- [TASK TO CARRY OUT]: Restate all of the data exactly.

══════

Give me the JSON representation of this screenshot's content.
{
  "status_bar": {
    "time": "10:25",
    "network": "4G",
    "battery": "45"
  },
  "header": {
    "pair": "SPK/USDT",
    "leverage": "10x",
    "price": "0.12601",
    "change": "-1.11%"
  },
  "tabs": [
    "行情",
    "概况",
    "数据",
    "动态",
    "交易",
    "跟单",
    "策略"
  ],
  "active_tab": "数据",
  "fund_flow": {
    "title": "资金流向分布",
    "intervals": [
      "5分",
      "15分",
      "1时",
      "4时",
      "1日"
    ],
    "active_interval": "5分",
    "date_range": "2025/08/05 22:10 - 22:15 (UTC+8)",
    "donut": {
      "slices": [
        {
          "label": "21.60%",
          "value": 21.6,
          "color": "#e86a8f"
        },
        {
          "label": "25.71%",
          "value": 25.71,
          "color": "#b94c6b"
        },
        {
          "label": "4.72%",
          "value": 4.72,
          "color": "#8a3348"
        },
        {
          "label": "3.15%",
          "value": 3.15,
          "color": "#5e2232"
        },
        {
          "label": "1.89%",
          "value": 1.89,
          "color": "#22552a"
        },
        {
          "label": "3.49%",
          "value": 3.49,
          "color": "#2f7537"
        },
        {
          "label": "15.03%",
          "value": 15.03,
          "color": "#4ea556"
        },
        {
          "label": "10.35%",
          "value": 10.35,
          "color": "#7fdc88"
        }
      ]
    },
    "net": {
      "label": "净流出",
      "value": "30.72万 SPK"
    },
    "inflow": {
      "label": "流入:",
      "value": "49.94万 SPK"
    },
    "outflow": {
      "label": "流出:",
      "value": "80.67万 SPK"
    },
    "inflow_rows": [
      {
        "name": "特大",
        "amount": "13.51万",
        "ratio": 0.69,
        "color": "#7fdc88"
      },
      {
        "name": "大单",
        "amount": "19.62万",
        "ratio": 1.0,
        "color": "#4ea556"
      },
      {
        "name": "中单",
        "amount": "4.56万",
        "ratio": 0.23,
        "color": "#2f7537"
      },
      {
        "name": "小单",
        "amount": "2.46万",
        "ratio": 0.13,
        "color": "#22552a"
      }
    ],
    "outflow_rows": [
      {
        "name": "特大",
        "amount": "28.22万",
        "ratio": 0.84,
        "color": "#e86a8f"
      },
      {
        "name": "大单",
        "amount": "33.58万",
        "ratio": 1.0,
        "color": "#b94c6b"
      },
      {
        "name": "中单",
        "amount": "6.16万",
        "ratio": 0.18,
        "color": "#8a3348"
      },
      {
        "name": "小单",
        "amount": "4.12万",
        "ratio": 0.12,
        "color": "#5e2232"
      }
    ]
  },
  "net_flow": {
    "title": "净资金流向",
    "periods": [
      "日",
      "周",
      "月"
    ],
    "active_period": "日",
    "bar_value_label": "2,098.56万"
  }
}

══════

- [EXERCISE SOLUTION]:
Give me the JSON representation of this screenshot's content.
{
  "status_bar": {
    "time": "10:25",
    "network": "4G",
    "battery": "45"
  },
  "header": {
    "pair": "SPK/USDT",
    "leverage": "10x",
    "price": "0.12601",
    "change": "-1.11%"
  },
  "tabs": [
    "行情",
    "概况",
    "数据",
    "动态",
    "交易",
    "跟单",
    "策略"
  ],
  "active_tab": "数据",
  "fund_flow": {
    "title": "资金流向分布",
    "intervals": [
      "5分",
      "15分",
      "1时",
      "4时",
      "1日"
    ],
    "active_interval": "5分",
    "date_range": "2025/08/05 22:10 - 22:15 (UTC+8)",
    "donut": {
      "slices": [
        {
          "label": "21.60%",
          "value": 21.6,
          "color": "#e86a8f"
        },
        {
          "label": "25.71%",
          "value": 25.71,
          "color": "#b94c6b"
        },
        {
          "label": "4.72%",
          "value": 4.72,
          "color": "#8a3348"
        },
        {
          "label": "3.15%",
          "value": 3.15,
          "color": "#5e2232"
        },
        {
          "label": "1.89%",
          "value": 1.89,
          "color": "#22552a"
        },
        {
          "label": "3.49%",
          "value": 3.49,
          "color": "#2f7537"
        },
        {
          "label": "15.03%",
          "value": 15.03,
          "color": "#4ea556"
        },
        {
          "label": "10.35%",
          "value": 10.35,
          "color": "#7fdc88"
        }
      ]
    },
    "net": {
      "label": "净流出",
      "value": "30.72万 SPK"
    },
    "inflow": {
      "label": "流入:",
      "value": "49.94万 SPK"
    },
    "outflow": {
      "label": "流出:",
      "value": "80.67万 SPK"
    },
    "inflow_rows": [
      {
        "name": "特大",
        "amount": "13.51万",
        "ratio": 0.69,
        "color": "#7fdc88"
      },
      {
        "name": "大单",
        "amount": "19.62万",
        "ratio": 1.0,
        "color": "#4ea556"
      },
      {
        "name": "中单",
        "amount": "4.56万",
        "ratio": 0.23,
        "color": "#2f7537"
      },
      {
        "name": "小单",
        "amount": "2.46万",
        "ratio": 0.13,
        "color": "#22552a"
      }
    ],
    "outflow_rows": [
      {
        "name": "特大",
        "amount": "28.22万",
        "ratio": 0.84,
        "color": "#e86a8f"
      },
      {
        "name": "大单",
        "amount": "33.58万",
        "ratio": 1.0,
        "color": "#b94c6b"
      },
      {
        "name": "中单",
        "amount": "6.16万",
        "ratio": 0.18,
        "color": "#8a3348"
      },
      {
        "name": "小单",
        "amount": "4.12万",
        "ratio": 0.12,
        "color": "#5e2232"
      }
    ]
  },
  "net_flow": {
    "title": "净资金流向",
    "periods": [
      "日",
      "周",
      "月"
    ],
    "active_period": "日",
    "bar_value_label": "2,098.56万"
  }
}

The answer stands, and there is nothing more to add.